◆ Provided entries ◆
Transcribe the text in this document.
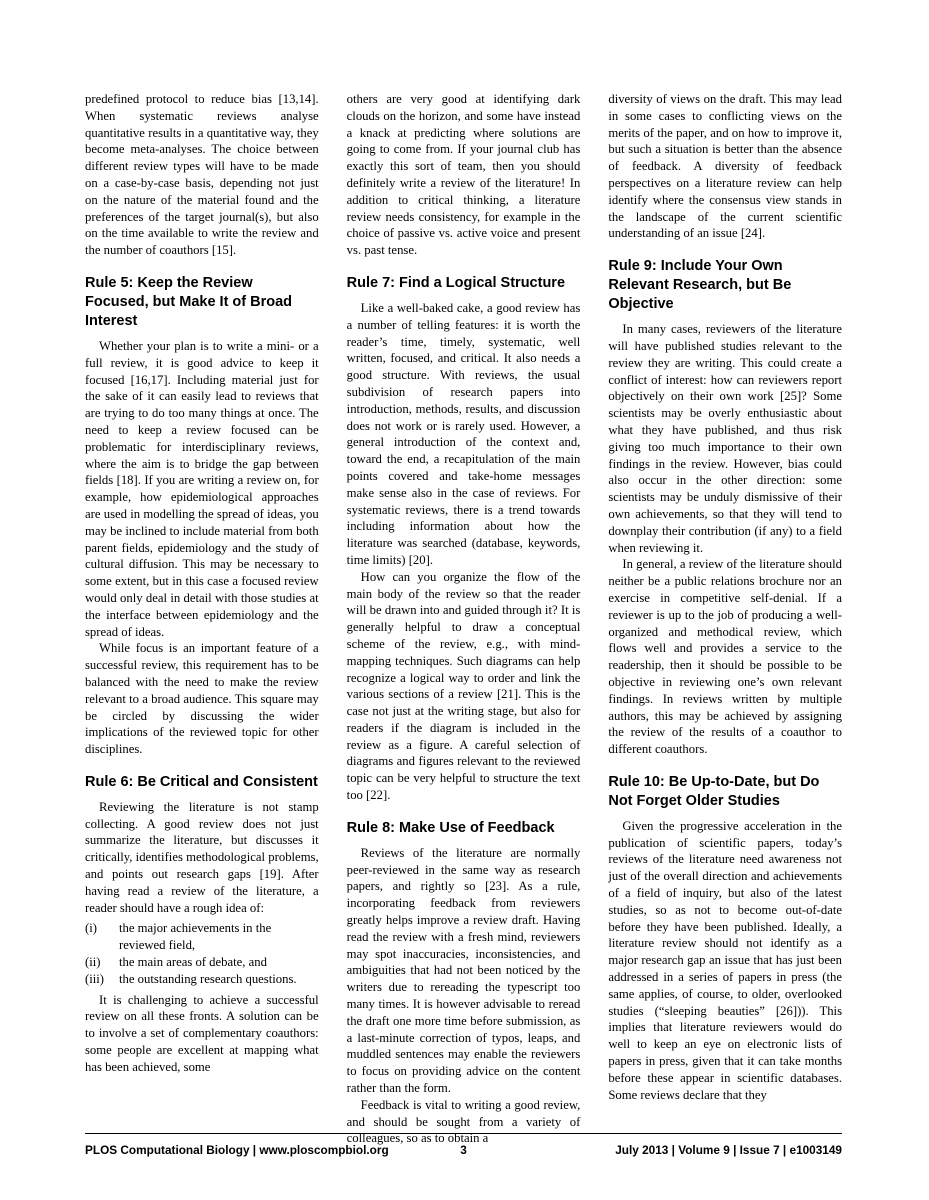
predefined protocol to reduce bias [13,14]. When systematic reviews analyse quantitative results in a quantitative way, they become meta-analyses. The choice between different review types will have to be made on a case-by-case basis, depending not just on the nature of the material found and the preferences of the target journal(s), but also on the time available to write the review and the number of coauthors [15].

Rule 5: Keep the Review Focused, but Make It of Broad Interest

Whether your plan is to write a mini- or a full review, it is good advice to keep it focused [16,17]. Including material just for the sake of it can easily lead to reviews that are trying to do too many things at once. The need to keep a review focused can be problematic for interdisciplinary reviews, where the aim is to bridge the gap between fields [18]. If you are writing a review on, for example, how epidemiological approaches are used in modelling the spread of ideas, you may be inclined to include material from both parent fields, epidemiology and the study of cultural diffusion. This may be necessary to some extent, but in this case a focused review would only deal in detail with those studies at the interface between epidemiology and the spread of ideas.

While focus is an important feature of a successful review, this requirement has to be balanced with the need to make the review relevant to a broad audience. This square may be circled by discussing the wider implications of the reviewed topic for other disciplines.

Rule 6: Be Critical and Consistent

Reviewing the literature is not stamp collecting. A good review does not just summarize the literature, but discusses it critically, identifies methodological problems, and points out research gaps [19]. After having read a review of the literature, a reader should have a rough idea of:

(i)	the major achievements in the reviewed field,
(ii)	the main areas of debate, and
(iii)	the outstanding research questions.

It is challenging to achieve a successful review on all these fronts. A solution can be to involve a set of complementary coauthors: some people are excellent at mapping what has been achieved, some

others are very good at identifying dark clouds on the horizon, and some have instead a knack at predicting where solutions are going to come from. If your journal club has exactly this sort of team, then you should definitely write a review of the literature! In addition to critical thinking, a literature review needs consistency, for example in the choice of passive vs. active voice and present vs. past tense.

Rule 7: Find a Logical Structure

Like a well-baked cake, a good review has a number of telling features: it is worth the reader’s time, timely, systematic, well written, focused, and critical. It also needs a good structure. With reviews, the usual subdivision of research papers into introduction, methods, results, and discussion does not work or is rarely used. However, a general introduction of the context and, toward the end, a recapitulation of the main points covered and take-home messages make sense also in the case of reviews. For systematic reviews, there is a trend towards including information about how the literature was searched (database, keywords, time limits) [20].

How can you organize the flow of the main body of the review so that the reader will be drawn into and guided through it? It is generally helpful to draw a conceptual scheme of the review, e.g., with mind-mapping techniques. Such diagrams can help recognize a logical way to order and link the various sections of a review [21]. This is the case not just at the writing stage, but also for readers if the diagram is included in the review as a figure. A careful selection of diagrams and figures relevant to the reviewed topic can be very helpful to structure the text too [22].

Rule 8: Make Use of Feedback

Reviews of the literature are normally peer-reviewed in the same way as research papers, and rightly so [23]. As a rule, incorporating feedback from reviewers greatly helps improve a review draft. Having read the review with a fresh mind, reviewers may spot inaccuracies, inconsistencies, and ambiguities that had not been noticed by the writers due to rereading the typescript too many times. It is however advisable to reread the draft one more time before submission, as a last-minute correction of typos, leaps, and muddled sentences may enable the reviewers to focus on providing advice on the content rather than the form.

Feedback is vital to writing a good review, and should be sought from a variety of colleagues, so as to obtain a

diversity of views on the draft. This may lead in some cases to conflicting views on the merits of the paper, and on how to improve it, but such a situation is better than the absence of feedback. A diversity of feedback perspectives on a literature review can help identify where the consensus view stands in the landscape of the current scientific understanding of an issue [24].

Rule 9: Include Your Own Relevant Research, but Be Objective

In many cases, reviewers of the literature will have published studies relevant to the review they are writing. This could create a conflict of interest: how can reviewers report objectively on their own work [25]? Some scientists may be overly enthusiastic about what they have published, and thus risk giving too much importance to their own findings in the review. However, bias could also occur in the other direction: some scientists may be unduly dismissive of their own achievements, so that they will tend to downplay their contribution (if any) to a field when reviewing it.

In general, a review of the literature should neither be a public relations brochure nor an exercise in competitive self-denial. If a reviewer is up to the job of producing a well-organized and methodical review, which flows well and provides a service to the readership, then it should be possible to be objective in reviewing one’s own relevant findings. In reviews written by multiple authors, this may be achieved by assigning the review of the results of a coauthor to different coauthors.

Rule 10: Be Up-to-Date, but Do Not Forget Older Studies

Given the progressive acceleration in the publication of scientific papers, today’s reviews of the literature need awareness not just of the overall direction and achievements of a field of inquiry, but also of the latest studies, so as not to become out-of-date before they have been published. Ideally, a literature review should not identify as a major research gap an issue that has just been addressed in a series of papers in press (the same applies, of course, to older, overlooked studies (“sleeping beauties” [26])). This implies that literature reviewers would do well to keep an eye on electronic lists of papers in press, given that it can take months before these appear in scientific databases. Some reviews declare that they

PLOS Computational Biology | www.ploscompbiol.org	3	July 2013 | Volume 9 | Issue 7 | e1003149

◆ Challenge ◆
Quote the material word for word, dropping any images it holds.

◆ Expected output ◆
Transcribe the text in this document.
predefined protocol to reduce bias [13,14]. When systematic reviews analyse quantitative results in a quantitative way, they become meta-analyses. The choice between different review types will have to be made on a case-by-case basis, depending not just on the nature of the material found and the preferences of the target journal(s), but also on the time available to write the review and the number of coauthors [15].

Rule 5: Keep the Review Focused, but Make It of Broad Interest

Whether your plan is to write a mini- or a full review, it is good advice to keep it focused [16,17]. Including material just for the sake of it can easily lead to reviews that are trying to do too many things at once. The need to keep a review focused can be problematic for interdisciplinary reviews, where the aim is to bridge the gap between fields [18]. If you are writing a review on, for example, how epidemiological approaches are used in modelling the spread of ideas, you may be inclined to include material from both parent fields, epidemiology and the study of cultural diffusion. This may be necessary to some extent, but in this case a focused review would only deal in detail with those studies at the interface between epidemiology and the spread of ideas.

While focus is an important feature of a successful review, this requirement has to be balanced with the need to make the review relevant to a broad audience. This square may be circled by discussing the wider implications of the reviewed topic for other disciplines.

Rule 6: Be Critical and Consistent

Reviewing the literature is not stamp collecting. A good review does not just summarize the literature, but discusses it critically, identifies methodological problems, and points out research gaps [19]. After having read a review of the literature, a reader should have a rough idea of:

(i)	the major achievements in the reviewed field,
(ii)	the main areas of debate, and
(iii)	the outstanding research questions.

It is challenging to achieve a successful review on all these fronts. A solution can be to involve a set of complementary coauthors: some people are excellent at mapping what has been achieved, some

others are very good at identifying dark clouds on the horizon, and some have instead a knack at predicting where solutions are going to come from. If your journal club has exactly this sort of team, then you should definitely write a review of the literature! In addition to critical thinking, a literature review needs consistency, for example in the choice of passive vs. active voice and present vs. past tense.

Rule 7: Find a Logical Structure

Like a well-baked cake, a good review has a number of telling features: it is worth the reader’s time, timely, systematic, well written, focused, and critical. It also needs a good structure. With reviews, the usual subdivision of research papers into introduction, methods, results, and discussion does not work or is rarely used. However, a general introduction of the context and, toward the end, a recapitulation of the main points covered and take-home messages make sense also in the case of reviews. For systematic reviews, there is a trend towards including information about how the literature was searched (database, keywords, time limits) [20].

How can you organize the flow of the main body of the review so that the reader will be drawn into and guided through it? It is generally helpful to draw a conceptual scheme of the review, e.g., with mind-mapping techniques. Such diagrams can help recognize a logical way to order and link the various sections of a review [21]. This is the case not just at the writing stage, but also for readers if the diagram is included in the review as a figure. A careful selection of diagrams and figures relevant to the reviewed topic can be very helpful to structure the text too [22].

Rule 8: Make Use of Feedback

Reviews of the literature are normally peer-reviewed in the same way as research papers, and rightly so [23]. As a rule, incorporating feedback from reviewers greatly helps improve a review draft. Having read the review with a fresh mind, reviewers may spot inaccuracies, inconsistencies, and ambiguities that had not been noticed by the writers due to rereading the typescript too many times. It is however advisable to reread the draft one more time before submission, as a last-minute correction of typos, leaps, and muddled sentences may enable the reviewers to focus on providing advice on the content rather than the form.

Feedback is vital to writing a good review, and should be sought from a variety of colleagues, so as to obtain a

diversity of views on the draft. This may lead in some cases to conflicting views on the merits of the paper, and on how to improve it, but such a situation is better than the absence of feedback. A diversity of feedback perspectives on a literature review can help identify where the consensus view stands in the landscape of the current scientific understanding of an issue [24].

Rule 9: Include Your Own Relevant Research, but Be Objective

In many cases, reviewers of the literature will have published studies relevant to the review they are writing. This could create a conflict of interest: how can reviewers report objectively on their own work [25]? Some scientists may be overly enthusiastic about what they have published, and thus risk giving too much importance to their own findings in the review. However, bias could also occur in the other direction: some scientists may be unduly dismissive of their own achievements, so that they will tend to downplay their contribution (if any) to a field when reviewing it.

In general, a review of the literature should neither be a public relations brochure nor an exercise in competitive self-denial. If a reviewer is up to the job of producing a well-organized and methodical review, which flows well and provides a service to the readership, then it should be possible to be objective in reviewing one’s own relevant findings. In reviews written by multiple authors, this may be achieved by assigning the review of the results of a coauthor to different coauthors.

Rule 10: Be Up-to-Date, but Do Not Forget Older Studies

Given the progressive acceleration in the publication of scientific papers, today’s reviews of the literature need awareness not just of the overall direction and achievements of a field of inquiry, but also of the latest studies, so as not to become out-of-date before they have been published. Ideally, a literature review should not identify as a major research gap an issue that has just been addressed in a series of papers in press (the same applies, of course, to older, overlooked studies (“sleeping beauties” [26])). This implies that literature reviewers would do well to keep an eye on electronic lists of papers in press, given that it can take months before these appear in scientific databases. Some reviews declare that they

PLOS Computational Biology | www.ploscompbiol.org	3	July 2013 | Volume 9 | Issue 7 | e1003149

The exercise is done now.